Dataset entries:
☆ ☆ ☆
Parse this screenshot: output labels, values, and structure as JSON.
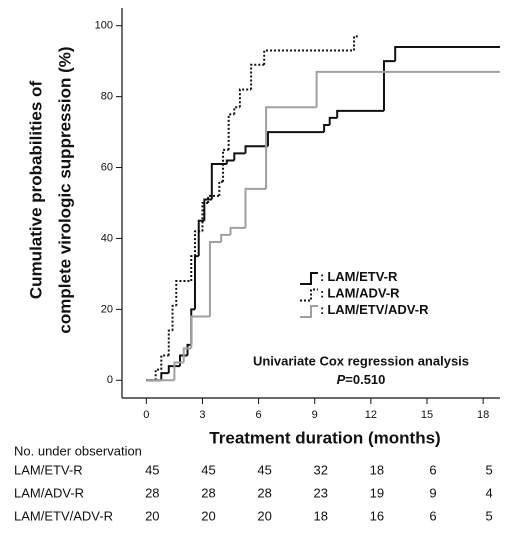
{
  "chart_data": {
    "type": "step",
    "y_label_lines": [
      "Cumulative probabilities of",
      "complete virologic suppression (%)"
    ],
    "x_label": "Treatment duration (months)",
    "xlim": [
      -1.3,
      18.9
    ],
    "ylim": [
      -5,
      105
    ],
    "xticks": [
      0,
      3,
      6,
      9,
      12,
      15,
      18
    ],
    "yticks": [
      0,
      20,
      40,
      60,
      80,
      100
    ],
    "legend_prefix": ":",
    "series": [
      {
        "name": "LAM/ETV-R",
        "color": "#111111",
        "dash": "solid",
        "x": [
          0,
          0.8,
          1.2,
          1.8,
          2.2,
          2.4,
          2.6,
          2.8,
          3.1,
          3.5,
          4.3,
          4.7,
          5.3,
          6.5,
          9.5,
          9.8,
          10.2,
          12.7,
          13.3,
          18.9
        ],
        "values": [
          0,
          2,
          4,
          7,
          10,
          20,
          35,
          45,
          51,
          61,
          62,
          64,
          66,
          70,
          72,
          74,
          76,
          90,
          94,
          94
        ]
      },
      {
        "name": "LAM/ADV-R",
        "color": "#111111",
        "dash": "dotted",
        "x": [
          0,
          0.5,
          0.8,
          1.2,
          1.4,
          1.6,
          2.4,
          2.6,
          3.0,
          3.3,
          3.9,
          4.1,
          4.4,
          4.7,
          5.0,
          5.6,
          6.3,
          11.1,
          11.3
        ],
        "values": [
          0,
          3,
          7,
          14,
          21,
          28,
          35,
          42,
          50,
          52,
          56,
          65,
          75,
          77,
          82,
          89,
          93,
          97,
          97
        ]
      },
      {
        "name": "LAM/ETV/ADV-R",
        "color": "#a0a0a0",
        "dash": "solid",
        "x": [
          0,
          1.5,
          2.0,
          2.4,
          3.4,
          4.0,
          4.5,
          5.3,
          6.4,
          9.1,
          18.9
        ],
        "values": [
          0,
          5,
          9,
          18,
          39,
          41,
          43,
          54,
          77,
          87,
          87
        ]
      }
    ],
    "annotation": "Univariate Cox regression analysis",
    "p_label": "P",
    "p_value_text": "=0.510",
    "risk_table": {
      "title": "No. under observation",
      "rows": [
        {
          "name": "LAM/ETV-R",
          "counts": [
            45,
            45,
            45,
            32,
            18,
            6,
            5
          ]
        },
        {
          "name": "LAM/ADV-R",
          "counts": [
            28,
            28,
            28,
            23,
            19,
            9,
            4
          ]
        },
        {
          "name": "LAM/ETV/ADV-R",
          "counts": [
            20,
            20,
            20,
            18,
            16,
            6,
            5
          ]
        }
      ]
    }
  }
}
☆ ☆ ☆
#### [PROBLEM DESCRIPTION]
Copy every line of the listing that includes the string "name".

#### [ANSWER TO THE PROBLEM]
        "name": "LAM/ETV-R",
        "name": "LAM/ADV-R",
        "name": "LAM/ETV/ADV-R",
          "name": "LAM/ETV-R",
          "name": "LAM/ADV-R",
          "name": "LAM/ETV/ADV-R",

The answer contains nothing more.